→ **GIVEN INSTRUCTION**: Copy out the entries below in full and exactly.

[Data entries]
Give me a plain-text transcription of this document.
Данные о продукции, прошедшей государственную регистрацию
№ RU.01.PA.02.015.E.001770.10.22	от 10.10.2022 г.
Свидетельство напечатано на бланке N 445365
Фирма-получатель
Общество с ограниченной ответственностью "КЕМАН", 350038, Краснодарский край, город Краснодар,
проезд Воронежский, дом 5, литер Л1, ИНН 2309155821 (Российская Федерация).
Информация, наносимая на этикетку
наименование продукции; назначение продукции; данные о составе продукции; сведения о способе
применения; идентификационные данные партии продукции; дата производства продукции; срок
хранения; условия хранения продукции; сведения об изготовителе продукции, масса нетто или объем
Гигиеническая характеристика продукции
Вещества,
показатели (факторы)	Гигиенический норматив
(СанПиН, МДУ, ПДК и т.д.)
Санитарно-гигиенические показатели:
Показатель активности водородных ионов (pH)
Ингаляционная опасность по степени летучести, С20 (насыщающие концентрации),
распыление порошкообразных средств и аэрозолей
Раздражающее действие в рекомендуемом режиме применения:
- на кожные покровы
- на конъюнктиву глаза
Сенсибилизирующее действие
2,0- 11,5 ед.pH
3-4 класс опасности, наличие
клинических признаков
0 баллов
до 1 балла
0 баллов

→ **EXERCISE RESPONSE**:
Give me a plain-text transcription of this document.
Данные о продукции, прошедшей государственную регистрацию
№ RU.01.PA.02.015.E.001770.10.22	от 10.10.2022 г.
Свидетельство напечатано на бланке N 445365
Фирма-получатель
Общество с ограниченной ответственностью "КЕМАН", 350038, Краснодарский край, город Краснодар,
проезд Воронежский, дом 5, литер Л1, ИНН 2309155821 (Российская Федерация).
Информация, наносимая на этикетку
наименование продукции; назначение продукции; данные о составе продукции; сведения о способе
применения; идентификационные данные партии продукции; дата производства продукции; срок
хранения; условия хранения продукции; сведения об изготовителе продукции, масса нетто или объем
Гигиеническая характеристика продукции
Вещества,
показатели (факторы)	Гигиенический норматив
(СанПиН, МДУ, ПДК и т.д.)
Санитарно-гигиенические показатели:
Показатель активности водородных ионов (pH)
Ингаляционная опасность по степени летучести, С20 (насыщающие концентрации),
распыление порошкообразных средств и аэрозолей
Раздражающее действие в рекомендуемом режиме применения:
- на кожные покровы
- на конъюнктиву глаза
Сенсибилизирующее действие
2,0- 11,5 ед.pH
3-4 класс опасности, наличие
клинических признаков
0 баллов
до 1 балла
0 баллов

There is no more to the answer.